= Description of the task =
Below is a block of records; repeat all of them exactly.

==== Material provided ====

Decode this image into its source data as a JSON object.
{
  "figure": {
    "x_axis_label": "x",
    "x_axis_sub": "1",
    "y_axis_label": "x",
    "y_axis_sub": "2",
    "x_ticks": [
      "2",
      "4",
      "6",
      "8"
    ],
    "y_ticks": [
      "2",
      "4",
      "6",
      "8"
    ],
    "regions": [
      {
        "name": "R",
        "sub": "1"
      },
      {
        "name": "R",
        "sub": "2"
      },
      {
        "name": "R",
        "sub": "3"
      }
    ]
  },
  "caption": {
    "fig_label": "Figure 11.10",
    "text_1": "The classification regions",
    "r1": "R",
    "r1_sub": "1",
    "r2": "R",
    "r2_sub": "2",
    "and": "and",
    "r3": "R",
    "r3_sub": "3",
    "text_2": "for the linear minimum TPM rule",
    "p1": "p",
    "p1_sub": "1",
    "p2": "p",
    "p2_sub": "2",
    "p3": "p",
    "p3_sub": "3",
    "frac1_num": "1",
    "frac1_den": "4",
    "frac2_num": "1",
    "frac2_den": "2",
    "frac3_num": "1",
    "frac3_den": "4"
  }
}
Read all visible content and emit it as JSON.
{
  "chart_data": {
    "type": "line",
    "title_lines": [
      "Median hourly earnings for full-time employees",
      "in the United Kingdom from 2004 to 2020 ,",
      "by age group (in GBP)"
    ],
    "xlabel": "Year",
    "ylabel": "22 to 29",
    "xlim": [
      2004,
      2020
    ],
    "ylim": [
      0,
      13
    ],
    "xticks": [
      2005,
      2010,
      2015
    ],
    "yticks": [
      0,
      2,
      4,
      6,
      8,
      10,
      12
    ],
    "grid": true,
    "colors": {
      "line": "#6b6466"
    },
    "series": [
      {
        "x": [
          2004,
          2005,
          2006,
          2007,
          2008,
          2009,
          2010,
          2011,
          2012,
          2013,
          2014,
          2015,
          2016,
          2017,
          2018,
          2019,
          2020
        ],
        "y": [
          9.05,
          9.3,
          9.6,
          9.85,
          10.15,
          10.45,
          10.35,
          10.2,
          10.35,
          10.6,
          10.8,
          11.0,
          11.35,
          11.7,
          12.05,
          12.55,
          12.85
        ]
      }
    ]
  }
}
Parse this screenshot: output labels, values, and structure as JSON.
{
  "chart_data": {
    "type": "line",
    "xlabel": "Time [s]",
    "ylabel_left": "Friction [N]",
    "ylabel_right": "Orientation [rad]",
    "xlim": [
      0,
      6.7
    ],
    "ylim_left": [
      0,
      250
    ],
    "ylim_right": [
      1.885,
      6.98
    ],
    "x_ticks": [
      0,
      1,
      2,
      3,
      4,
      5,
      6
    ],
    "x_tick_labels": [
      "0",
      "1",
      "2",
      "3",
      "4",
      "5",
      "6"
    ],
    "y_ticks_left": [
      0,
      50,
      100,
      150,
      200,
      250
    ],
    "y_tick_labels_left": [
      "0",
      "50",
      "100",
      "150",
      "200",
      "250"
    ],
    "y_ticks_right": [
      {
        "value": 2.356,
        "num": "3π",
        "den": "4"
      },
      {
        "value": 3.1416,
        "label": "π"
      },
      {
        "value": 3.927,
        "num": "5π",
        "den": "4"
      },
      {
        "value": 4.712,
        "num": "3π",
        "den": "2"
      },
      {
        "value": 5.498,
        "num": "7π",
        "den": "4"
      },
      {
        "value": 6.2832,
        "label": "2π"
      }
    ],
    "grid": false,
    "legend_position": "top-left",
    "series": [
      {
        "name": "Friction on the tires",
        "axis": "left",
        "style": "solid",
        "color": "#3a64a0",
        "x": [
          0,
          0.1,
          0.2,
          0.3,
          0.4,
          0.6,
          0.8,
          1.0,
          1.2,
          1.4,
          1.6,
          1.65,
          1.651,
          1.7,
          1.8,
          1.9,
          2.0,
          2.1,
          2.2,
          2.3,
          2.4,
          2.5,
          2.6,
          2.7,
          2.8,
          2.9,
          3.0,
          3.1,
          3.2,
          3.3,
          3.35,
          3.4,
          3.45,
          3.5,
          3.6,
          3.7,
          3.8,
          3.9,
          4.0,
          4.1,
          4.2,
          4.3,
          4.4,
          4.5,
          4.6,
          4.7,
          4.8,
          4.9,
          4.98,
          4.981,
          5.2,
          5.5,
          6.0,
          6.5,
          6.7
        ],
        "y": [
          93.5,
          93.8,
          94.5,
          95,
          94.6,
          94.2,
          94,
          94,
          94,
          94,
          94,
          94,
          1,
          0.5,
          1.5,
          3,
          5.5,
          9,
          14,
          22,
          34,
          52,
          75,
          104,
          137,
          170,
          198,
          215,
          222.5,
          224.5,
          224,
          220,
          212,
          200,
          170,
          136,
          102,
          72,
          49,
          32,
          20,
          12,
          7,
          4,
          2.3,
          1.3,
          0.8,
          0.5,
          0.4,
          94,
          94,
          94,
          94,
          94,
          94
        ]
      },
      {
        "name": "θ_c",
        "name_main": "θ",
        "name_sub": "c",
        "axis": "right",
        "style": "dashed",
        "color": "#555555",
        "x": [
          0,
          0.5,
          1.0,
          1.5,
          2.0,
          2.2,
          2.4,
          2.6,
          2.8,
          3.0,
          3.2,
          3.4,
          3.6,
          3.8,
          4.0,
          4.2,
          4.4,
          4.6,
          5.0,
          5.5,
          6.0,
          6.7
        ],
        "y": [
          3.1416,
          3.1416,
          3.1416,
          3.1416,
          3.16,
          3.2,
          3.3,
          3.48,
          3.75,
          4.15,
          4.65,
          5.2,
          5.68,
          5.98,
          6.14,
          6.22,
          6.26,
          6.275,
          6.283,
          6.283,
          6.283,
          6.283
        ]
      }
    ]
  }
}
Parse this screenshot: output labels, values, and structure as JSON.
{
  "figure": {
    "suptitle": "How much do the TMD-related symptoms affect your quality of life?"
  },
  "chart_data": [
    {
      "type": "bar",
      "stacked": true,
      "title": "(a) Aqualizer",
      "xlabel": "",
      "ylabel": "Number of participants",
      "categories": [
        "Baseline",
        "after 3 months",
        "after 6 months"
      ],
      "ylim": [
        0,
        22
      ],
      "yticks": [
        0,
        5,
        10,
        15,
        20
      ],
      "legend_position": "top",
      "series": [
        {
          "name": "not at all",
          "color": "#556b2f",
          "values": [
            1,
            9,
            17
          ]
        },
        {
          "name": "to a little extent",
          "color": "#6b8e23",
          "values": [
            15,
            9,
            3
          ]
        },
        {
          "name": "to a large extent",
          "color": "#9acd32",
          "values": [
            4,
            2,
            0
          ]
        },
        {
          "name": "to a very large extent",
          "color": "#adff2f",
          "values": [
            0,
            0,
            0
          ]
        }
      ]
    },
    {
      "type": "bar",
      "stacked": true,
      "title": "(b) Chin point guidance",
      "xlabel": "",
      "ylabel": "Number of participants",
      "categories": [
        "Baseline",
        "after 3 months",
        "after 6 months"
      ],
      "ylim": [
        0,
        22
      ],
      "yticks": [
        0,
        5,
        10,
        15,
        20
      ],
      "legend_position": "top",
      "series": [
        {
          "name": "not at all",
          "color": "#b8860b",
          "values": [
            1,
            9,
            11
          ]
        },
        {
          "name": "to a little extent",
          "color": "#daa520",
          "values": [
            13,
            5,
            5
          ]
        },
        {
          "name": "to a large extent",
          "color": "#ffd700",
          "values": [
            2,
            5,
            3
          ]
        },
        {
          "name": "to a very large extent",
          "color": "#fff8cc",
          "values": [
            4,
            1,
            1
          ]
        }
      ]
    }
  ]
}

====

= The result =
Decode this image into its source data as a JSON object.
{
  "figure": {
    "x_axis_label": "x",
    "x_axis_sub": "1",
    "y_axis_label": "x",
    "y_axis_sub": "2",
    "x_ticks": [
      "2",
      "4",
      "6",
      "8"
    ],
    "y_ticks": [
      "2",
      "4",
      "6",
      "8"
    ],
    "regions": [
      {
        "name": "R",
        "sub": "1"
      },
      {
        "name": "R",
        "sub": "2"
      },
      {
        "name": "R",
        "sub": "3"
      }
    ]
  },
  "caption": {
    "fig_label": "Figure 11.10",
    "text_1": "The classification regions",
    "r1": "R",
    "r1_sub": "1",
    "r2": "R",
    "r2_sub": "2",
    "and": "and",
    "r3": "R",
    "r3_sub": "3",
    "text_2": "for the linear minimum TPM rule",
    "p1": "p",
    "p1_sub": "1",
    "p2": "p",
    "p2_sub": "2",
    "p3": "p",
    "p3_sub": "3",
    "frac1_num": "1",
    "frac1_den": "4",
    "frac2_num": "1",
    "frac2_den": "2",
    "frac3_num": "1",
    "frac3_den": "4"
  }
}
Read all visible content and emit it as JSON.
{
  "chart_data": {
    "type": "line",
    "title_lines": [
      "Median hourly earnings for full-time employees",
      "in the United Kingdom from 2004 to 2020 ,",
      "by age group (in GBP)"
    ],
    "xlabel": "Year",
    "ylabel": "22 to 29",
    "xlim": [
      2004,
      2020
    ],
    "ylim": [
      0,
      13
    ],
    "xticks": [
      2005,
      2010,
      2015
    ],
    "yticks": [
      0,
      2,
      4,
      6,
      8,
      10,
      12
    ],
    "grid": true,
    "colors": {
      "line": "#6b6466"
    },
    "series": [
      {
        "x": [
          2004,
          2005,
          2006,
          2007,
          2008,
          2009,
          2010,
          2011,
          2012,
          2013,
          2014,
          2015,
          2016,
          2017,
          2018,
          2019,
          2020
        ],
        "y": [
          9.05,
          9.3,
          9.6,
          9.85,
          10.15,
          10.45,
          10.35,
          10.2,
          10.35,
          10.6,
          10.8,
          11.0,
          11.35,
          11.7,
          12.05,
          12.55,
          12.85
        ]
      }
    ]
  }
}
Parse this screenshot: output labels, values, and structure as JSON.
{
  "chart_data": {
    "type": "line",
    "xlabel": "Time [s]",
    "ylabel_left": "Friction [N]",
    "ylabel_right": "Orientation [rad]",
    "xlim": [
      0,
      6.7
    ],
    "ylim_left": [
      0,
      250
    ],
    "ylim_right": [
      1.885,
      6.98
    ],
    "x_ticks": [
      0,
      1,
      2,
      3,
      4,
      5,
      6
    ],
    "x_tick_labels": [
      "0",
      "1",
      "2",
      "3",
      "4",
      "5",
      "6"
    ],
    "y_ticks_left": [
      0,
      50,
      100,
      150,
      200,
      250
    ],
    "y_tick_labels_left": [
      "0",
      "50",
      "100",
      "150",
      "200",
      "250"
    ],
    "y_ticks_right": [
      {
        "value": 2.356,
        "num": "3π",
        "den": "4"
      },
      {
        "value": 3.1416,
        "label": "π"
      },
      {
        "value": 3.927,
        "num": "5π",
        "den": "4"
      },
      {
        "value": 4.712,
        "num": "3π",
        "den": "2"
      },
      {
        "value": 5.498,
        "num": "7π",
        "den": "4"
      },
      {
        "value": 6.2832,
        "label": "2π"
      }
    ],
    "grid": false,
    "legend_position": "top-left",
    "series": [
      {
        "name": "Friction on the tires",
        "axis": "left",
        "style": "solid",
        "color": "#3a64a0",
        "x": [
          0,
          0.1,
          0.2,
          0.3,
          0.4,
          0.6,
          0.8,
          1.0,
          1.2,
          1.4,
          1.6,
          1.65,
          1.651,
          1.7,
          1.8,
          1.9,
          2.0,
          2.1,
          2.2,
          2.3,
          2.4,
          2.5,
          2.6,
          2.7,
          2.8,
          2.9,
          3.0,
          3.1,
          3.2,
          3.3,
          3.35,
          3.4,
          3.45,
          3.5,
          3.6,
          3.7,
          3.8,
          3.9,
          4.0,
          4.1,
          4.2,
          4.3,
          4.4,
          4.5,
          4.6,
          4.7,
          4.8,
          4.9,
          4.98,
          4.981,
          5.2,
          5.5,
          6.0,
          6.5,
          6.7
        ],
        "y": [
          93.5,
          93.8,
          94.5,
          95,
          94.6,
          94.2,
          94,
          94,
          94,
          94,
          94,
          94,
          1,
          0.5,
          1.5,
          3,
          5.5,
          9,
          14,
          22,
          34,
          52,
          75,
          104,
          137,
          170,
          198,
          215,
          222.5,
          224.5,
          224,
          220,
          212,
          200,
          170,
          136,
          102,
          72,
          49,
          32,
          20,
          12,
          7,
          4,
          2.3,
          1.3,
          0.8,
          0.5,
          0.4,
          94,
          94,
          94,
          94,
          94,
          94
        ]
      },
      {
        "name": "θ_c",
        "name_main": "θ",
        "name_sub": "c",
        "axis": "right",
        "style": "dashed",
        "color": "#555555",
        "x": [
          0,
          0.5,
          1.0,
          1.5,
          2.0,
          2.2,
          2.4,
          2.6,
          2.8,
          3.0,
          3.2,
          3.4,
          3.6,
          3.8,
          4.0,
          4.2,
          4.4,
          4.6,
          5.0,
          5.5,
          6.0,
          6.7
        ],
        "y": [
          3.1416,
          3.1416,
          3.1416,
          3.1416,
          3.16,
          3.2,
          3.3,
          3.48,
          3.75,
          4.15,
          4.65,
          5.2,
          5.68,
          5.98,
          6.14,
          6.22,
          6.26,
          6.275,
          6.283,
          6.283,
          6.283,
          6.283
        ]
      }
    ]
  }
}
Parse this screenshot: output labels, values, and structure as JSON.
{
  "figure": {
    "suptitle": "How much do the TMD-related symptoms affect your quality of life?"
  },
  "chart_data": [
    {
      "type": "bar",
      "stacked": true,
      "title": "(a) Aqualizer",
      "xlabel": "",
      "ylabel": "Number of participants",
      "categories": [
        "Baseline",
        "after 3 months",
        "after 6 months"
      ],
      "ylim": [
        0,
        22
      ],
      "yticks": [
        0,
        5,
        10,
        15,
        20
      ],
      "legend_position": "top",
      "series": [
        {
          "name": "not at all",
          "color": "#556b2f",
          "values": [
            1,
            9,
            17
          ]
        },
        {
          "name": "to a little extent",
          "color": "#6b8e23",
          "values": [
            15,
            9,
            3
          ]
        },
        {
          "name": "to a large extent",
          "color": "#9acd32",
          "values": [
            4,
            2,
            0
          ]
        },
        {
          "name": "to a very large extent",
          "color": "#adff2f",
          "values": [
            0,
            0,
            0
          ]
        }
      ]
    },
    {
      "type": "bar",
      "stacked": true,
      "title": "(b) Chin point guidance",
      "xlabel": "",
      "ylabel": "Number of participants",
      "categories": [
        "Baseline",
        "after 3 months",
        "after 6 months"
      ],
      "ylim": [
        0,
        22
      ],
      "yticks": [
        0,
        5,
        10,
        15,
        20
      ],
      "legend_position": "top",
      "series": [
        {
          "name": "not at all",
          "color": "#b8860b",
          "values": [
            1,
            9,
            11
          ]
        },
        {
          "name": "to a little extent",
          "color": "#daa520",
          "values": [
            13,
            5,
            5
          ]
        },
        {
          "name": "to a large extent",
          "color": "#ffd700",
          "values": [
            2,
            5,
            3
          ]
        },
        {
          "name": "to a very large extent",
          "color": "#fff8cc",
          "values": [
            4,
            1,
            1
          ]
        }
      ]
    }
  ]
}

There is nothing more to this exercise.